- _OBJECTIVE_:
Identify each line holding the string "JSON" and copy it.

- _SOURCE DATA_:
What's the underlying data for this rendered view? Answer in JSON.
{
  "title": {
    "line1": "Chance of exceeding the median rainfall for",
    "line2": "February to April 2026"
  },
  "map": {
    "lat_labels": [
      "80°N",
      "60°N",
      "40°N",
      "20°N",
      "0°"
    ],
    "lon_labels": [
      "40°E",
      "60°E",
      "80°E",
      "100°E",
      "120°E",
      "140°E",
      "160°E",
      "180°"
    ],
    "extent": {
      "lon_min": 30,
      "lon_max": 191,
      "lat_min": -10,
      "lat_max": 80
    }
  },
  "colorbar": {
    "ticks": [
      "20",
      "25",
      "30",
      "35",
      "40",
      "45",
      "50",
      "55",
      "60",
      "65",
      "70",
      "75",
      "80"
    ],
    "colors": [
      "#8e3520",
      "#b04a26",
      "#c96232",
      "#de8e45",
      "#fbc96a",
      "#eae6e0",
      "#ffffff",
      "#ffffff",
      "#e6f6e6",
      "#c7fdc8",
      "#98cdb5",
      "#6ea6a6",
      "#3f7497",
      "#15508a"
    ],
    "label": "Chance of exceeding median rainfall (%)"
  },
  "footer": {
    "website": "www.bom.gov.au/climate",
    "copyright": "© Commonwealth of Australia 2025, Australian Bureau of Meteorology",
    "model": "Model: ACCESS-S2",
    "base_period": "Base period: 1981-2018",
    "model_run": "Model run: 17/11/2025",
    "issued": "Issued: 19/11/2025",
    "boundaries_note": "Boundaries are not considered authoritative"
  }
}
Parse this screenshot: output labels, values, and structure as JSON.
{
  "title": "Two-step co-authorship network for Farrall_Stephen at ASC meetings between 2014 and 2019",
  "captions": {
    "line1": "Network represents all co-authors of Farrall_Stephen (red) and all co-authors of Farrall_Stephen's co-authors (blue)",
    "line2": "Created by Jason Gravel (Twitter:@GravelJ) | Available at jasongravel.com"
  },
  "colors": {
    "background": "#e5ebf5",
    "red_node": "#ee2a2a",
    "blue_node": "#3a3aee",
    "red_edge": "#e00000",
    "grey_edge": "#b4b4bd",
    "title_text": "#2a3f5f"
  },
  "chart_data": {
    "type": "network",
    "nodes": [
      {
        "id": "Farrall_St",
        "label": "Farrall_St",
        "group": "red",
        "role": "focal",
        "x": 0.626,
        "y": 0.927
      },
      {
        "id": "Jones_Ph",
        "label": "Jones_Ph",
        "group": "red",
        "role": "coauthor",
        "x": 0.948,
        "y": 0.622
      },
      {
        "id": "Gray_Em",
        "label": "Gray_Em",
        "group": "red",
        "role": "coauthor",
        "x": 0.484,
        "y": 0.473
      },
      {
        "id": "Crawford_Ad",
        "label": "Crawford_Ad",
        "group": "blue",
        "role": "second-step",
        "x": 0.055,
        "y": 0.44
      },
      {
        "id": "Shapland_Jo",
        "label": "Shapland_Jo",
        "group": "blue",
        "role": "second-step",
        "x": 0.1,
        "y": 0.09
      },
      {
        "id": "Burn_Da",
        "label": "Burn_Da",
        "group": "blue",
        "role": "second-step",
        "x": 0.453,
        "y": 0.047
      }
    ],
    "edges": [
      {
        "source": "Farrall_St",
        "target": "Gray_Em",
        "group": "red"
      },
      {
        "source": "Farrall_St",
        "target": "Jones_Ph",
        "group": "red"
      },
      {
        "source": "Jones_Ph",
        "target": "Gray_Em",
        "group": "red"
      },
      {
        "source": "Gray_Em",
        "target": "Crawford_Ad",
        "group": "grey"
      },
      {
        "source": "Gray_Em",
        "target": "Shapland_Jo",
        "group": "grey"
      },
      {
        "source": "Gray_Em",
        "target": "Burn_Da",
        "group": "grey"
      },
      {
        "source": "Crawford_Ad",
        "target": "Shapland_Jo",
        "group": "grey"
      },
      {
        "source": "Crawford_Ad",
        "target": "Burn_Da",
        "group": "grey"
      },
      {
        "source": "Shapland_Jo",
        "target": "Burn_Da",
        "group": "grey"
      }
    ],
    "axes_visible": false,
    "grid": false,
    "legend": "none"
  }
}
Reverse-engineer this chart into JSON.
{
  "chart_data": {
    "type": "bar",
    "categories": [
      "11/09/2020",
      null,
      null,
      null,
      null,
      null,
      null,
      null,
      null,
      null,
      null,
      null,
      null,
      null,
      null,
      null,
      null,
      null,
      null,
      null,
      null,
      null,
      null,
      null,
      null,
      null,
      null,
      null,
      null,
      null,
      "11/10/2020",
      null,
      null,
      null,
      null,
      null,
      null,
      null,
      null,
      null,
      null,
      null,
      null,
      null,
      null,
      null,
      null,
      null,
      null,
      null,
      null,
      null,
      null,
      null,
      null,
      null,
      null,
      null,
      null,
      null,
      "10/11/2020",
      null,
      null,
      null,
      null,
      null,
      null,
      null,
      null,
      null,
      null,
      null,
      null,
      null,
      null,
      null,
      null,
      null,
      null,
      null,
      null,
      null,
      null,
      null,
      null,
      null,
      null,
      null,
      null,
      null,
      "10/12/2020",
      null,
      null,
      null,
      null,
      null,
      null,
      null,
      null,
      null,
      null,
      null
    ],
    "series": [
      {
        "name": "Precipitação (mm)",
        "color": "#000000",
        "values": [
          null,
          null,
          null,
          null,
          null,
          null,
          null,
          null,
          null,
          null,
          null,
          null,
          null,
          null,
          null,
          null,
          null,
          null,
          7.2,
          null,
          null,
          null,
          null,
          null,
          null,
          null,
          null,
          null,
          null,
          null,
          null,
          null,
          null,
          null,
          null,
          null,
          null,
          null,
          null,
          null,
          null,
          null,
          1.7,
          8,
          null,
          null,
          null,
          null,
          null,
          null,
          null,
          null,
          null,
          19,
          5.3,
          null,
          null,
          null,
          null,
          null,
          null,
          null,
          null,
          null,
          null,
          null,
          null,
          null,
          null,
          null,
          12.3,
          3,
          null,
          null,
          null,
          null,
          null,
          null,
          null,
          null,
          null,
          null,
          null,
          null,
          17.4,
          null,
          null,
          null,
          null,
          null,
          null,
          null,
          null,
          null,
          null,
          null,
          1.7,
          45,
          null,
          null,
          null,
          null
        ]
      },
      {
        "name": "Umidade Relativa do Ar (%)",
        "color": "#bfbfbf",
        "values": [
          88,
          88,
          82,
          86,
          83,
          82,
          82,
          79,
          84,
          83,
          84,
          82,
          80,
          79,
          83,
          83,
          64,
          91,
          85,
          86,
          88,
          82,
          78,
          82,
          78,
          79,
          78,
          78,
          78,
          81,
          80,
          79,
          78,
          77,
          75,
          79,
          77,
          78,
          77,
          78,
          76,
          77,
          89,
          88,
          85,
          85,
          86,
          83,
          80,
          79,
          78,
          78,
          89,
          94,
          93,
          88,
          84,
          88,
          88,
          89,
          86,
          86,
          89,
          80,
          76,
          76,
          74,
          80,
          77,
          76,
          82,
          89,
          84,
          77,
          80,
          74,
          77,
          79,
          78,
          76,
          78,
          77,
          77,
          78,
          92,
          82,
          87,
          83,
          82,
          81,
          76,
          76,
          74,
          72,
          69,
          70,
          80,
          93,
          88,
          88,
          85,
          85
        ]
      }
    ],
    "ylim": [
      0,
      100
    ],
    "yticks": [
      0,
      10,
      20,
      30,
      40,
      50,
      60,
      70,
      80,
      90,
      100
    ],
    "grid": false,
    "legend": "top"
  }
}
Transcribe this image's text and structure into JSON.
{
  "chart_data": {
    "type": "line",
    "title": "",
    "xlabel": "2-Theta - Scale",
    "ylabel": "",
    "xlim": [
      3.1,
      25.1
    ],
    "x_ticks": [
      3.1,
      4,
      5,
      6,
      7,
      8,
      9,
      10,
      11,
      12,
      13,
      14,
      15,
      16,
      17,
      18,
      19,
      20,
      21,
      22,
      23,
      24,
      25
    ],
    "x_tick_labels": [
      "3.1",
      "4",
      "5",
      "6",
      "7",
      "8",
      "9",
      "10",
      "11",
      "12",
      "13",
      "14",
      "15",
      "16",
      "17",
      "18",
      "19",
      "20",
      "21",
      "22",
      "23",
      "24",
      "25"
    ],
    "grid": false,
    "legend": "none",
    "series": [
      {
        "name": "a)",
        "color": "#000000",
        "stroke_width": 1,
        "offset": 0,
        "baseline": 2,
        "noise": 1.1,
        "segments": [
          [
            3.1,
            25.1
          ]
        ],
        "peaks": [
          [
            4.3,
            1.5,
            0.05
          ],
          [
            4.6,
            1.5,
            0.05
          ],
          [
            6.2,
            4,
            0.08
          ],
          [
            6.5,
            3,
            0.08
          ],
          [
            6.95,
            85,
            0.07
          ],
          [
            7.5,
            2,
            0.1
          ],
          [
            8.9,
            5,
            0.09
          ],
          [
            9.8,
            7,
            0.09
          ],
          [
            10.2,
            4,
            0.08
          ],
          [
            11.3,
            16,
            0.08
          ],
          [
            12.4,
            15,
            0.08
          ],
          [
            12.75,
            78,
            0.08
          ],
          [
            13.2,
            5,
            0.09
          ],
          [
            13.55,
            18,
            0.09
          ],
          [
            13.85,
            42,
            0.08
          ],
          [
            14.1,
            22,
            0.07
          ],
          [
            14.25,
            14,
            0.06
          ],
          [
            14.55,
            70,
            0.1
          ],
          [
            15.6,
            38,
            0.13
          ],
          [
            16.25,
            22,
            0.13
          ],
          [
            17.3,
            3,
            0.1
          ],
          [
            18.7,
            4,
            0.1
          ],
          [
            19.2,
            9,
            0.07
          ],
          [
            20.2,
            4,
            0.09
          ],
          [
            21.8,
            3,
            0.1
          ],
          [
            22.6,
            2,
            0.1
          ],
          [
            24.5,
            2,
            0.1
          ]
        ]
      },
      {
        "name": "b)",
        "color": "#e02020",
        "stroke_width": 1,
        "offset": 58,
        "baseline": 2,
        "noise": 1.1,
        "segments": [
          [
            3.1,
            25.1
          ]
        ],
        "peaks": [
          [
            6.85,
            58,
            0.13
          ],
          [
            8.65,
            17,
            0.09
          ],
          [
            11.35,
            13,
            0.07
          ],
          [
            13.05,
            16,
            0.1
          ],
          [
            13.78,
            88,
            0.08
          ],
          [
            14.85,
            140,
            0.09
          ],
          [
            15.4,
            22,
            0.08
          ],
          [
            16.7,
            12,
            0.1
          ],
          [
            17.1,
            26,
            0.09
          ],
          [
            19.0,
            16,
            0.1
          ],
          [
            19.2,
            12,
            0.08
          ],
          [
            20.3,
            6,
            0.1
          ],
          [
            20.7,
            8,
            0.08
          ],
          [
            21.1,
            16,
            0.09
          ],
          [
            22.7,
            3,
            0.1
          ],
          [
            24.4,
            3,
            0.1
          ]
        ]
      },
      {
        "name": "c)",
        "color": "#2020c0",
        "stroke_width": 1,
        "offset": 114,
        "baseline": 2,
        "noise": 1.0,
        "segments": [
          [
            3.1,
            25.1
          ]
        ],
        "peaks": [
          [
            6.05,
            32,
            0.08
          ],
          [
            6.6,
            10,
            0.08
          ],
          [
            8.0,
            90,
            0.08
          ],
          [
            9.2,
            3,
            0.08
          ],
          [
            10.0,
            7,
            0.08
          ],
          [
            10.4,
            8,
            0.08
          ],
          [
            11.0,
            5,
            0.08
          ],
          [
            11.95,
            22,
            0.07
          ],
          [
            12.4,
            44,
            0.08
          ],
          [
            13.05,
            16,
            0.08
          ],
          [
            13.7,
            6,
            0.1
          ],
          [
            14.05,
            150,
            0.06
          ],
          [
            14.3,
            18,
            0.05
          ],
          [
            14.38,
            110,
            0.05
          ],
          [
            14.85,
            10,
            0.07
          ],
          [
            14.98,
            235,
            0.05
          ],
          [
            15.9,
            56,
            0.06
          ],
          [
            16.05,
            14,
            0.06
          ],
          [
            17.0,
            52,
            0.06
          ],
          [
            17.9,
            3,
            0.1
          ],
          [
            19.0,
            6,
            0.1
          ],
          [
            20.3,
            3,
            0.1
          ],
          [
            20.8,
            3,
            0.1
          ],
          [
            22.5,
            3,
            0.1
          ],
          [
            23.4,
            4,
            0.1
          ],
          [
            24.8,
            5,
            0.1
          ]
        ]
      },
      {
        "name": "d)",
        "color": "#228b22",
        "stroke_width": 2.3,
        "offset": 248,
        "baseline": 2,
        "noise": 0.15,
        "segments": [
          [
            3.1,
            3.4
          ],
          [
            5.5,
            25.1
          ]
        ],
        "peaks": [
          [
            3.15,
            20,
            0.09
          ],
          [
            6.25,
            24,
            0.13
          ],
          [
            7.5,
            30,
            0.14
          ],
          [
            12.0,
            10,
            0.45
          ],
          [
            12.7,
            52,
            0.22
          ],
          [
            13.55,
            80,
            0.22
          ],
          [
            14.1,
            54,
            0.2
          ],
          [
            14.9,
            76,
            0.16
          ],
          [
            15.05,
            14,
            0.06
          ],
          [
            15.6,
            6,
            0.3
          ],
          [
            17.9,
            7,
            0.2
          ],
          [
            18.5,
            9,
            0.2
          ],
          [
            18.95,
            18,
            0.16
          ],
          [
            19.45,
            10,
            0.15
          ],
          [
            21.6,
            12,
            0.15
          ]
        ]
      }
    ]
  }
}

- _EXERCISE SOLUTION_:
What's the underlying data for this rendered view? Answer in JSON.
Parse this screenshot: output labels, values, and structure as JSON.
Reverse-engineer this chart into JSON.
Transcribe this image's text and structure into JSON.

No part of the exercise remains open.